──────── Records for the exercise
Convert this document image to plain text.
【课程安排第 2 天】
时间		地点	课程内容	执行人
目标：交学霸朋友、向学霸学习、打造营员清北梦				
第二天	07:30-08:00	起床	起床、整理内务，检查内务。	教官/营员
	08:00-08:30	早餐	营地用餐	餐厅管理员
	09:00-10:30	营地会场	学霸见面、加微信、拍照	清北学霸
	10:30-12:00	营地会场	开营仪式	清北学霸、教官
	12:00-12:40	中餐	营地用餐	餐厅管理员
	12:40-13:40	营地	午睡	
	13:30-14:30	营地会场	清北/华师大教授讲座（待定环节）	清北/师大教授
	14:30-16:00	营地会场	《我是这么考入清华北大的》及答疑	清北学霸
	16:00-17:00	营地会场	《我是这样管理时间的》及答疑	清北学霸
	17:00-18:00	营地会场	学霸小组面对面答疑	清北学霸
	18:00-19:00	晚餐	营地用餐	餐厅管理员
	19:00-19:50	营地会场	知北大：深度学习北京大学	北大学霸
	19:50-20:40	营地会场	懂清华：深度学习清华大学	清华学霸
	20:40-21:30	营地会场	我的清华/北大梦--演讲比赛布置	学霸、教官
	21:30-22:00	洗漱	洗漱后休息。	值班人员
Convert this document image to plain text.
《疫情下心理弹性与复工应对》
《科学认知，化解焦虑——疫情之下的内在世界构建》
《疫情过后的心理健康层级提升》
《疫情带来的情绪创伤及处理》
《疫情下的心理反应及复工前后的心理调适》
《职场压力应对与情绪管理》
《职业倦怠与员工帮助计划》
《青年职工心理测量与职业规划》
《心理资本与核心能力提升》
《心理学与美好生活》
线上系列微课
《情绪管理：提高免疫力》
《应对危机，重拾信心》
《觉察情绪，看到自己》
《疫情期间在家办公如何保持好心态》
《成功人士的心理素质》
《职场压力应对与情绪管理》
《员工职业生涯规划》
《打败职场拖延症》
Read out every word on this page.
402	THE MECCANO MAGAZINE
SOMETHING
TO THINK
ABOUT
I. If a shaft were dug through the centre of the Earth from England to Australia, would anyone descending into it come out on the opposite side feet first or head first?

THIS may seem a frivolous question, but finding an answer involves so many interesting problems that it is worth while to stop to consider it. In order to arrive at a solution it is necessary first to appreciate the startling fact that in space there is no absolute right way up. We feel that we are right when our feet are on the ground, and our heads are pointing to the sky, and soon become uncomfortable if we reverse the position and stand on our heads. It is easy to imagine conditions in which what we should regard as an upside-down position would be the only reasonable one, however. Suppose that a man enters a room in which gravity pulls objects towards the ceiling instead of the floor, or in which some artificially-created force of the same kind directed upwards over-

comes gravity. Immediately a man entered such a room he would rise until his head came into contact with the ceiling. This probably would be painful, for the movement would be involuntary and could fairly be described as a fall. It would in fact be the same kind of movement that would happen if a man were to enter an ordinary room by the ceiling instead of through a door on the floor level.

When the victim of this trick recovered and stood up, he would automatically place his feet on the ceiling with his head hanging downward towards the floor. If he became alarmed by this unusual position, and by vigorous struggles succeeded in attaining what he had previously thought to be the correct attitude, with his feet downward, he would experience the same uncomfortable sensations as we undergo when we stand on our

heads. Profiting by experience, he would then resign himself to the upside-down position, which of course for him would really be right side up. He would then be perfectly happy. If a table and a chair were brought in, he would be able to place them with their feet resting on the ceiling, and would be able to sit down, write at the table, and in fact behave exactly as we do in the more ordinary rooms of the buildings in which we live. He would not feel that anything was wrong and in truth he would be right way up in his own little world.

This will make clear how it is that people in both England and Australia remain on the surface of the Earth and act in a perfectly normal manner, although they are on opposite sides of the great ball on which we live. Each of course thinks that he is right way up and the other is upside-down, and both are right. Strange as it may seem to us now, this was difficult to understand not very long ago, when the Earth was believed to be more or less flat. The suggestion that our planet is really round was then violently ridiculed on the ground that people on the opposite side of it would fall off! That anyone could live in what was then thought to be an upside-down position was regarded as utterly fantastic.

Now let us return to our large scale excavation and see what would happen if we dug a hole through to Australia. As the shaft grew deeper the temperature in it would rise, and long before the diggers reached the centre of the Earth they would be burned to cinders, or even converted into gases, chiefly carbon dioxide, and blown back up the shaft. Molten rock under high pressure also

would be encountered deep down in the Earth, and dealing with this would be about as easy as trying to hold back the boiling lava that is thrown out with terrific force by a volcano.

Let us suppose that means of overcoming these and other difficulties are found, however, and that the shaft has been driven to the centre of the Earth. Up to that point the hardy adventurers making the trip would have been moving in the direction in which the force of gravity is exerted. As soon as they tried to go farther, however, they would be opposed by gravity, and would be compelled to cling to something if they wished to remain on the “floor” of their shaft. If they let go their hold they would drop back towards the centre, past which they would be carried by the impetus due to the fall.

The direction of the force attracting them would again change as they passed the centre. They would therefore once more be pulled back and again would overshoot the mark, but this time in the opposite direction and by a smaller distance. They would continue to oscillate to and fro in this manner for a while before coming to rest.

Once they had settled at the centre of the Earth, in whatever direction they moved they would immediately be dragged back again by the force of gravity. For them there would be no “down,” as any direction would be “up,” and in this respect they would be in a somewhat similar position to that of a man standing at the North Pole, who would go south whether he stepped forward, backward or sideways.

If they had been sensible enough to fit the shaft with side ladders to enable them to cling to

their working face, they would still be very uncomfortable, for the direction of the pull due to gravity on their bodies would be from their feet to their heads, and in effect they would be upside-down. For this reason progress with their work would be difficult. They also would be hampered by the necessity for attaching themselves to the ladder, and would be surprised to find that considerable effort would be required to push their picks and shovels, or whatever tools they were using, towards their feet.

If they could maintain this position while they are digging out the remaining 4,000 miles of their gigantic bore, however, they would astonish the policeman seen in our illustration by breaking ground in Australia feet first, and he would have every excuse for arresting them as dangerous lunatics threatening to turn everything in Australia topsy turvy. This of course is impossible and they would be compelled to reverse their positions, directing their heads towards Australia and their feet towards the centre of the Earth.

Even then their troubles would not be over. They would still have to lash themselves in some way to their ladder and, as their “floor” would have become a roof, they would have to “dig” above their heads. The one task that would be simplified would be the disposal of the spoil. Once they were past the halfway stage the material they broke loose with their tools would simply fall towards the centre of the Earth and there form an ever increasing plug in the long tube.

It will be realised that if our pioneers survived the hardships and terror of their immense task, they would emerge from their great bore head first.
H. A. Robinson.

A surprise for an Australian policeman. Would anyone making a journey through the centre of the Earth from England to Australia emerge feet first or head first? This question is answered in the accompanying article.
────────────────
→ Short task
Copy out every line that includes the word "清北学霸".

→ Answer to this task
	09:00-10:30	营地会场	学霸见面、加微信、拍照	清北学霸
	10:30-12:00	营地会场	开营仪式	清北学霸、教官
	14:30-16:00	营地会场	《我是这么考入清华北大的》及答疑	清北学霸
	16:00-17:00	营地会场	《我是这样管理时间的》及答疑	清北学霸
	17:00-18:00	营地会场	学霸小组面对面答疑	清北学霸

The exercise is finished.